Given records:
-- START --

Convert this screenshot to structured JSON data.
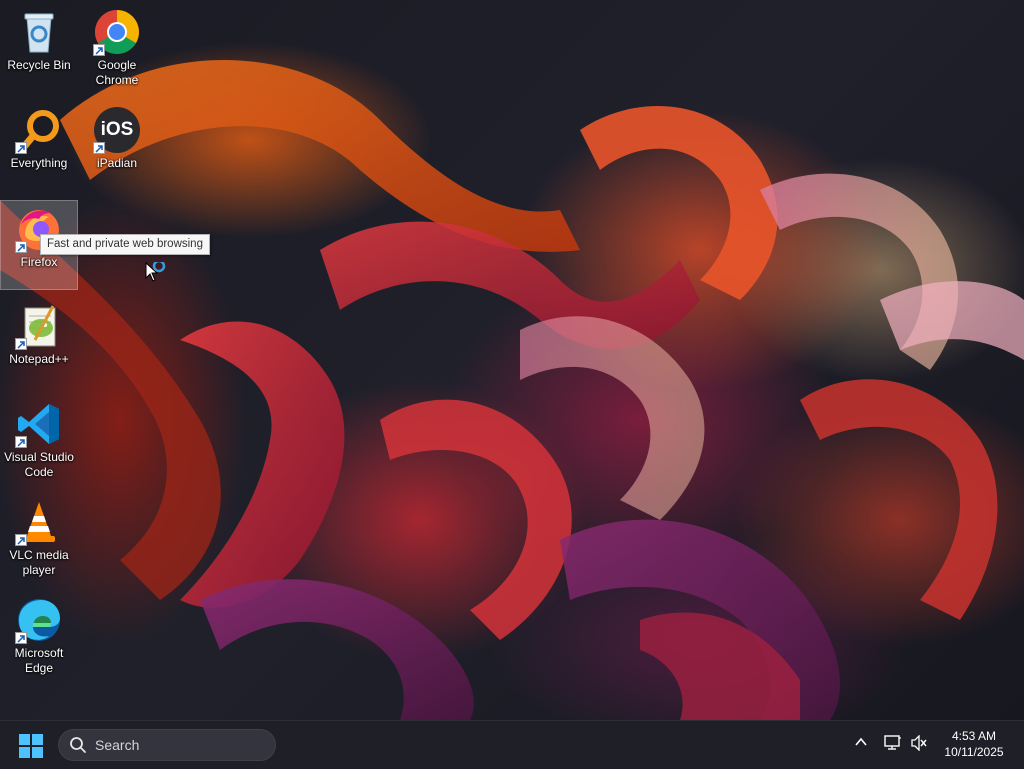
{
  "desktop": {
    "icons": [
      {
        "label": "Recycle Bin",
        "icon": "recycle-bin-icon"
      },
      {
        "label": "Google Chrome",
        "icon": "chrome-icon"
      },
      {
        "label": "Everything",
        "icon": "everything-search-icon"
      },
      {
        "label": "iPadian",
        "icon": "ipadian-ios-icon",
        "glyph": "iOS"
      },
      {
        "label": "Firefox",
        "icon": "firefox-icon",
        "selected": true
      },
      {
        "label": "Notepad++",
        "icon": "notepad-plus-plus-icon"
      },
      {
        "label": "Visual Studio Code",
        "icon": "vscode-icon"
      },
      {
        "label": "VLC media player",
        "icon": "vlc-icon"
      },
      {
        "label": "Microsoft Edge",
        "icon": "edge-icon"
      }
    ],
    "tooltip": "Fast and private web browsing"
  },
  "taskbar": {
    "start_icon": "windows-start-icon",
    "search_placeholder": "Search",
    "tray": {
      "overflow_icon": "chevron-up-icon",
      "network_icon": "network-icon",
      "volume_icon": "volume-muted-icon"
    },
    "clock": {
      "time": "4:53 AM",
      "date": "10/11/2025"
    }
  },
  "colors": {
    "taskbar_bg": "#1f1f27",
    "accent_blue": "#3a9bdc",
    "wallpaper_orange": "#e0561e",
    "wallpaper_red": "#c8283a"
  }
}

-- END --

Written task:
Output the entries above exactly, without their pictures.

Task result:
Convert this screenshot to structured JSON data.
{
  "desktop": {
    "icons": [
      {
        "label": "Recycle Bin",
        "icon": "recycle-bin-icon"
      },
      {
        "label": "Google Chrome",
        "icon": "chrome-icon"
      },
      {
        "label": "Everything",
        "icon": "everything-search-icon"
      },
      {
        "label": "iPadian",
        "icon": "ipadian-ios-icon",
        "glyph": "iOS"
      },
      {
        "label": "Firefox",
        "icon": "firefox-icon",
        "selected": true
      },
      {
        "label": "Notepad++",
        "icon": "notepad-plus-plus-icon"
      },
      {
        "label": "Visual Studio Code",
        "icon": "vscode-icon"
      },
      {
        "label": "VLC media player",
        "icon": "vlc-icon"
      },
      {
        "label": "Microsoft Edge",
        "icon": "edge-icon"
      }
    ],
    "tooltip": "Fast and private web browsing"
  },
  "taskbar": {
    "start_icon": "windows-start-icon",
    "search_placeholder": "Search",
    "tray": {
      "overflow_icon": "chevron-up-icon",
      "network_icon": "network-icon",
      "volume_icon": "volume-muted-icon"
    },
    "clock": {
      "time": "4:53 AM",
      "date": "10/11/2025"
    }
  },
  "colors": {
    "taskbar_bg": "#1f1f27",
    "accent_blue": "#3a9bdc",
    "wallpaper_orange": "#e0561e",
    "wallpaper_red": "#c8283a"
  }
}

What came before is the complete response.